Data rows:
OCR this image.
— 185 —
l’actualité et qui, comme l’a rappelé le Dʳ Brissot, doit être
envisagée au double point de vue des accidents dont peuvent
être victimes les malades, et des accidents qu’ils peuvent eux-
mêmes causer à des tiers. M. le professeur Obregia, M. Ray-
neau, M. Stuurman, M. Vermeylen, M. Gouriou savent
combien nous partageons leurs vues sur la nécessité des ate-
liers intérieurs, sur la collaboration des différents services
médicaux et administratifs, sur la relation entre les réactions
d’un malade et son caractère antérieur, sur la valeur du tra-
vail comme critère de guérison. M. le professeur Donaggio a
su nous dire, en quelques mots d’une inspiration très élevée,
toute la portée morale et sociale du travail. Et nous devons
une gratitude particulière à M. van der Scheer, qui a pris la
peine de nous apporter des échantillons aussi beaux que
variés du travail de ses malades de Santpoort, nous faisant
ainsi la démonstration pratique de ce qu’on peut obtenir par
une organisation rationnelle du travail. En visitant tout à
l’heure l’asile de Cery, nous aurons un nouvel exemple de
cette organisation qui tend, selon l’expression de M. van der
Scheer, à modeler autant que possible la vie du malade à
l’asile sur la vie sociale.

Aim of the task: Restate the whole of the material exactly.

Result of this exercise:
OCR this image.
— 185 —
l’actualité et qui, comme l’a rappelé le Dʳ Brissot, doit être
envisagée au double point de vue des accidents dont peuvent
être victimes les malades, et des accidents qu’ils peuvent eux-
mêmes causer à des tiers. M. le professeur Obregia, M. Ray-
neau, M. Stuurman, M. Vermeylen, M. Gouriou savent
combien nous partageons leurs vues sur la nécessité des ate-
liers intérieurs, sur la collaboration des différents services
médicaux et administratifs, sur la relation entre les réactions
d’un malade et son caractère antérieur, sur la valeur du tra-
vail comme critère de guérison. M. le professeur Donaggio a
su nous dire, en quelques mots d’une inspiration très élevée,
toute la portée morale et sociale du travail. Et nous devons
une gratitude particulière à M. van der Scheer, qui a pris la
peine de nous apporter des échantillons aussi beaux que
variés du travail de ses malades de Santpoort, nous faisant
ainsi la démonstration pratique de ce qu’on peut obtenir par
une organisation rationnelle du travail. En visitant tout à
l’heure l’asile de Cery, nous aurons un nouvel exemple de
cette organisation qui tend, selon l’expression de M. van der
Scheer, à modeler autant que possible la vie du malade à
l’asile sur la vie sociale.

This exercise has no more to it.